* [SHORT TASK]
Retype every entry exactly, character for character.
— START OF GIVEN RECORDS —
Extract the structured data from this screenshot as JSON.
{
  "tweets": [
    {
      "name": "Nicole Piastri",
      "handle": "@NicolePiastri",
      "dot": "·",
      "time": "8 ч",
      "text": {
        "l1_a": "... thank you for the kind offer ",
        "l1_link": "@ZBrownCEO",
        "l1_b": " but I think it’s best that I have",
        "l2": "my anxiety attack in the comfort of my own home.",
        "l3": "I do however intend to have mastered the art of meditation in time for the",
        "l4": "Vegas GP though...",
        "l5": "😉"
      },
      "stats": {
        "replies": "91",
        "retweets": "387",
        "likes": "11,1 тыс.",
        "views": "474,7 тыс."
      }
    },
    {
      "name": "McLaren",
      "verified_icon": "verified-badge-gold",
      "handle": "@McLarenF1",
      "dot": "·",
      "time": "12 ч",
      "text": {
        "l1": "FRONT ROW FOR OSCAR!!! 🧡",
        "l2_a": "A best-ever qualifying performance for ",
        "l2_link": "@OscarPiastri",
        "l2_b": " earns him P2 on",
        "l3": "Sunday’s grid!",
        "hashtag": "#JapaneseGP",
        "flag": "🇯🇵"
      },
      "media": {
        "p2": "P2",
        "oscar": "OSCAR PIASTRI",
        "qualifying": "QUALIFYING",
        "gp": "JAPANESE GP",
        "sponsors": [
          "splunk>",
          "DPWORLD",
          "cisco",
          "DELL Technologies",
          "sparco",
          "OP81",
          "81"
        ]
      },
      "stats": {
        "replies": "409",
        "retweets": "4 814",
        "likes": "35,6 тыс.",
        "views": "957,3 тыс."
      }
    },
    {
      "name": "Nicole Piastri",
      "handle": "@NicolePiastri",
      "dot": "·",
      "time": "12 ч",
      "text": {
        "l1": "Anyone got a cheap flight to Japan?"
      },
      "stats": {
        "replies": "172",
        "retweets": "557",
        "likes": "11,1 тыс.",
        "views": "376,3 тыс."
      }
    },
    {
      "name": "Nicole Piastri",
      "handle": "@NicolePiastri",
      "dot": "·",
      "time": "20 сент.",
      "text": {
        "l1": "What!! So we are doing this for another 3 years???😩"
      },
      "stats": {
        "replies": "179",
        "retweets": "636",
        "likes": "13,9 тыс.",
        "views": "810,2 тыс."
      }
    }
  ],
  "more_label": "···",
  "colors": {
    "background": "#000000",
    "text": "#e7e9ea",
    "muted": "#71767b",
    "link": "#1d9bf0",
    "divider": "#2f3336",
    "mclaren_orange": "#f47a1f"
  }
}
— END OF GIVEN RECORDS —
* [RESULT OF THIS TASK]
Extract the structured data from this screenshot as JSON.
{
  "tweets": [
    {
      "name": "Nicole Piastri",
      "handle": "@NicolePiastri",
      "dot": "·",
      "time": "8 ч",
      "text": {
        "l1_a": "... thank you for the kind offer ",
        "l1_link": "@ZBrownCEO",
        "l1_b": " but I think it’s best that I have",
        "l2": "my anxiety attack in the comfort of my own home.",
        "l3": "I do however intend to have mastered the art of meditation in time for the",
        "l4": "Vegas GP though...",
        "l5": "😉"
      },
      "stats": {
        "replies": "91",
        "retweets": "387",
        "likes": "11,1 тыс.",
        "views": "474,7 тыс."
      }
    },
    {
      "name": "McLaren",
      "verified_icon": "verified-badge-gold",
      "handle": "@McLarenF1",
      "dot": "·",
      "time": "12 ч",
      "text": {
        "l1": "FRONT ROW FOR OSCAR!!! 🧡",
        "l2_a": "A best-ever qualifying performance for ",
        "l2_link": "@OscarPiastri",
        "l2_b": " earns him P2 on",
        "l3": "Sunday’s grid!",
        "hashtag": "#JapaneseGP",
        "flag": "🇯🇵"
      },
      "media": {
        "p2": "P2",
        "oscar": "OSCAR PIASTRI",
        "qualifying": "QUALIFYING",
        "gp": "JAPANESE GP",
        "sponsors": [
          "splunk>",
          "DPWORLD",
          "cisco",
          "DELL Technologies",
          "sparco",
          "OP81",
          "81"
        ]
      },
      "stats": {
        "replies": "409",
        "retweets": "4 814",
        "likes": "35,6 тыс.",
        "views": "957,3 тыс."
      }
    },
    {
      "name": "Nicole Piastri",
      "handle": "@NicolePiastri",
      "dot": "·",
      "time": "12 ч",
      "text": {
        "l1": "Anyone got a cheap flight to Japan?"
      },
      "stats": {
        "replies": "172",
        "retweets": "557",
        "likes": "11,1 тыс.",
        "views": "376,3 тыс."
      }
    },
    {
      "name": "Nicole Piastri",
      "handle": "@NicolePiastri",
      "dot": "·",
      "time": "20 сент.",
      "text": {
        "l1": "What!! So we are doing this for another 3 years???😩"
      },
      "stats": {
        "replies": "179",
        "retweets": "636",
        "likes": "13,9 тыс.",
        "views": "810,2 тыс."
      }
    }
  ],
  "more_label": "···",
  "colors": {
    "background": "#000000",
    "text": "#e7e9ea",
    "muted": "#71767b",
    "link": "#1d9bf0",
    "divider": "#2f3336",
    "mclaren_orange": "#f47a1f"
  }
}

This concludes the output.